** BEGIN INPUT **

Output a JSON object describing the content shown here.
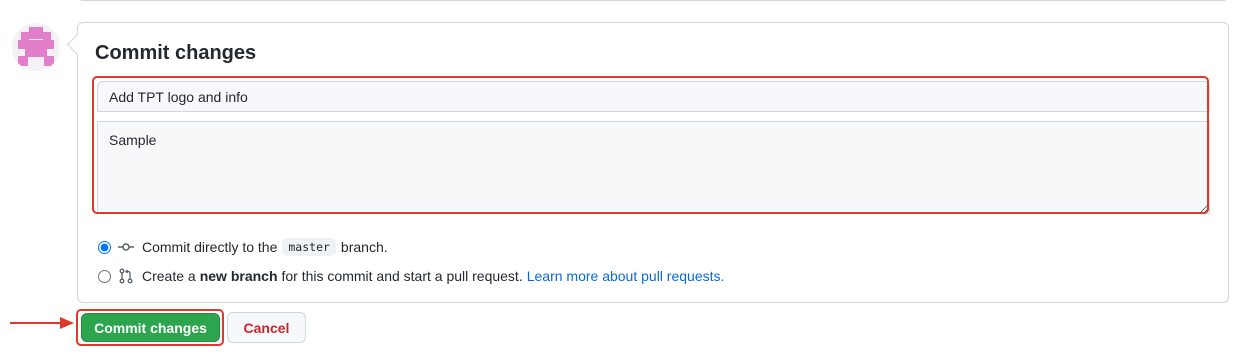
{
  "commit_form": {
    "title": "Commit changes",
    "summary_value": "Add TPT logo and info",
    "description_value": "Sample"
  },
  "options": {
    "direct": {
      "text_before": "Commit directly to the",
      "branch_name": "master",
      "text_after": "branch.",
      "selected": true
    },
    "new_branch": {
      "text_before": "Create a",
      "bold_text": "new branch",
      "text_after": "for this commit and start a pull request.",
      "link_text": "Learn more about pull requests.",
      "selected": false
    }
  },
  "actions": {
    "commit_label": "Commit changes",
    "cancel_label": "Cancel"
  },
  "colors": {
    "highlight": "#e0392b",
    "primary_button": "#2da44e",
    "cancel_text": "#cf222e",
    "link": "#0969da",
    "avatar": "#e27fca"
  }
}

** END INPUT **
** BEGIN INPUT **

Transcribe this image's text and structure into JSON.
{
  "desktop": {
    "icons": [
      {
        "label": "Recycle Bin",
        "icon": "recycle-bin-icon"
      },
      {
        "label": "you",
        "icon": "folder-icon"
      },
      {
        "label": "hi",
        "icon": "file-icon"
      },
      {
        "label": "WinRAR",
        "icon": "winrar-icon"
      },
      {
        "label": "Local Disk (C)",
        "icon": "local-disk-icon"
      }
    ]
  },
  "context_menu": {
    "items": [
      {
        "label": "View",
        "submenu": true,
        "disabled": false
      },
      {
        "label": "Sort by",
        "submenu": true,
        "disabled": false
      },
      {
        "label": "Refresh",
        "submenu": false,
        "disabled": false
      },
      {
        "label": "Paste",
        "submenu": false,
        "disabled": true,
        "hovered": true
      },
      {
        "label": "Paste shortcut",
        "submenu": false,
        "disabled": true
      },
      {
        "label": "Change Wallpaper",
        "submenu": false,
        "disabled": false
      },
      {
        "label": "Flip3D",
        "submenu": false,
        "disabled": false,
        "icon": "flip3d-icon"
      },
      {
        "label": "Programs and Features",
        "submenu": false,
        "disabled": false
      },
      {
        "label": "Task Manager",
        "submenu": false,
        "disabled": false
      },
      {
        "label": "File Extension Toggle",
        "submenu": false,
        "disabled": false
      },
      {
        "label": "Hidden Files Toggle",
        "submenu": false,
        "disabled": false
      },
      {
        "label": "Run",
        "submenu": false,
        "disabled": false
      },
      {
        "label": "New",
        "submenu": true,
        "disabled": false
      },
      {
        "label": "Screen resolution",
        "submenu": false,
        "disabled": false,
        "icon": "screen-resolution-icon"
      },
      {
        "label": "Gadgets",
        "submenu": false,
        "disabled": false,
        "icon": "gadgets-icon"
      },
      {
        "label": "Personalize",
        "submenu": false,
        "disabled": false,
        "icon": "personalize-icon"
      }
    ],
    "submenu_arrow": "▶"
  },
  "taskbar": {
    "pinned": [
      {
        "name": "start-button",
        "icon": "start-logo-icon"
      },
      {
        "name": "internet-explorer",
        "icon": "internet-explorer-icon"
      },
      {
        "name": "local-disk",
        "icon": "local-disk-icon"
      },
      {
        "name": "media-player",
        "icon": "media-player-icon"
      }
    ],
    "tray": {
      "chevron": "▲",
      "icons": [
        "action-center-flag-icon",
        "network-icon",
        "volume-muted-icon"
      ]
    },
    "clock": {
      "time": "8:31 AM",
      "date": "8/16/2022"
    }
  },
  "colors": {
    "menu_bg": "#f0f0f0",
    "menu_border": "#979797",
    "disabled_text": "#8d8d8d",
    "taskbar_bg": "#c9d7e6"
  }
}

** END INPUT **
** BEGIN INPUT **

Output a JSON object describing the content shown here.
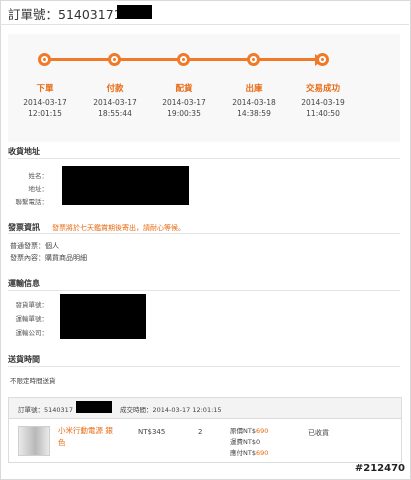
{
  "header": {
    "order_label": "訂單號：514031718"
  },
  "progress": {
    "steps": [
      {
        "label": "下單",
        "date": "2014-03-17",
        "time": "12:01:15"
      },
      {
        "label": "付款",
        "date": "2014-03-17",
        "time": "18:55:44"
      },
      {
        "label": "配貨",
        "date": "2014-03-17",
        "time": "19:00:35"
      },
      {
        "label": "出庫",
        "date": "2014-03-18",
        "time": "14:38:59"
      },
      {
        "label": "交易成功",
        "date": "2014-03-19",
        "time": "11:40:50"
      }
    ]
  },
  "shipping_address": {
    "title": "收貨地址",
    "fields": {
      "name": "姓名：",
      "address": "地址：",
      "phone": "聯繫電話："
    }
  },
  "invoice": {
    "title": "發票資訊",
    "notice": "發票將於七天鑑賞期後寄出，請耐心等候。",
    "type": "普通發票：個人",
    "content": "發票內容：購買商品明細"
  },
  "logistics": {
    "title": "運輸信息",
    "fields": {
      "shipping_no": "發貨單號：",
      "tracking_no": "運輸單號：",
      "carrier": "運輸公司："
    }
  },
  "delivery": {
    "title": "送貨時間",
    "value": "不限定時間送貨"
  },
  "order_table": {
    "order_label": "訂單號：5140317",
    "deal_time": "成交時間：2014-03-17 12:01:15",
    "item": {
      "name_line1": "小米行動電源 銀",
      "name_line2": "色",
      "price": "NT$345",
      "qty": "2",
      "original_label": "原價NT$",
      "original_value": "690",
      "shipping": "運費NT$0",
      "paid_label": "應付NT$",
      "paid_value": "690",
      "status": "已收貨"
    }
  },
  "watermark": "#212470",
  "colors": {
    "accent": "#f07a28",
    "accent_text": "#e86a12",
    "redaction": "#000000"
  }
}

** END INPUT **

**DESCRIPTION OF THE TASK**
Copy each line of the listing that holds the word "this".

**THE REPLY**
      "text_after": "for this commit and start a pull request.",
Transcribe this image's text and structure into JSON.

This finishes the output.